_Problem to solve_
Copy each line below that includes "this".

%%

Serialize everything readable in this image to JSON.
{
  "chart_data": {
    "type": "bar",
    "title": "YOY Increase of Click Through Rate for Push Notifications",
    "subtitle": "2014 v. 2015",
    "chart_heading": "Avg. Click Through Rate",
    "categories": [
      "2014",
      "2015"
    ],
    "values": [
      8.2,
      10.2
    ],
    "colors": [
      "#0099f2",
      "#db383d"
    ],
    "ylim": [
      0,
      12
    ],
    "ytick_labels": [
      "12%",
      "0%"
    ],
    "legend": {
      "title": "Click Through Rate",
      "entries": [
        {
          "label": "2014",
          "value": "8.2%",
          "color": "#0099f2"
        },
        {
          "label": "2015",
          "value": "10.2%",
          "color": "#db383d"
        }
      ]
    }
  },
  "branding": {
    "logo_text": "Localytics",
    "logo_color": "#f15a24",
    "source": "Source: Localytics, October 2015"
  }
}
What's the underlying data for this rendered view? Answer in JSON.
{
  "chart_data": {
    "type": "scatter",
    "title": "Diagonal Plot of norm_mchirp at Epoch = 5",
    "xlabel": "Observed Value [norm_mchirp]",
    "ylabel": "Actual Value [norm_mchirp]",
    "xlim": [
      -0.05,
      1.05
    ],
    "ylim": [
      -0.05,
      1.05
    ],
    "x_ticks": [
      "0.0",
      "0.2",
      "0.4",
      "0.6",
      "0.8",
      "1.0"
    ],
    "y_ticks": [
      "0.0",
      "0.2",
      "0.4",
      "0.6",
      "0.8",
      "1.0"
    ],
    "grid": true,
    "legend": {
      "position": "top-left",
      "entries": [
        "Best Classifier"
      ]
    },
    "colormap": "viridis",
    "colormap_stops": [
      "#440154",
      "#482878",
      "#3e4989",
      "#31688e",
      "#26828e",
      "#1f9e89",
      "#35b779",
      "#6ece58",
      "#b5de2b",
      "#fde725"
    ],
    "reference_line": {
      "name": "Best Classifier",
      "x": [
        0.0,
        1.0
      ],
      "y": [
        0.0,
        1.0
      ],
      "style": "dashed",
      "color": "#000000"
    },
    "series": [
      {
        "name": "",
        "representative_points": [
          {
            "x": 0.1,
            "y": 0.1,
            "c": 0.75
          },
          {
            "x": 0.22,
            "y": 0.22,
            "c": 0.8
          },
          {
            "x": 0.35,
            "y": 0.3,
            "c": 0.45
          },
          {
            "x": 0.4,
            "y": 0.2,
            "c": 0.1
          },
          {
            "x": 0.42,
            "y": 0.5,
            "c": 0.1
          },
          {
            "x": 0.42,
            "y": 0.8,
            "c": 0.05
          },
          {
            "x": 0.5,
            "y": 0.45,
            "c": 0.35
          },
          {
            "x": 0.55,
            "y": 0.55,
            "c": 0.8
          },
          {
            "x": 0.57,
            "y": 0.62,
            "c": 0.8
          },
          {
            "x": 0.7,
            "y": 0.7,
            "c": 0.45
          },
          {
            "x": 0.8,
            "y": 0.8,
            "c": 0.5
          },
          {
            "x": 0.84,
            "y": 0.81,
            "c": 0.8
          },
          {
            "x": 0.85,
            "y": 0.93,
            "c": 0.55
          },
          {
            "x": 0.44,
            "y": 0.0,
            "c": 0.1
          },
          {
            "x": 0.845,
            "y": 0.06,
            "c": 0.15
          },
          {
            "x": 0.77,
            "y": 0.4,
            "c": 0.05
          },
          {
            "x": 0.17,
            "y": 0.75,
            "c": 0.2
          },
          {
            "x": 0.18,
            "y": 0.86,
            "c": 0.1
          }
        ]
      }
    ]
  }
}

%%

_Expected answer_
Serialize everything readable in this image to JSON.
What's the underlying data for this rendered view? Answer in JSON.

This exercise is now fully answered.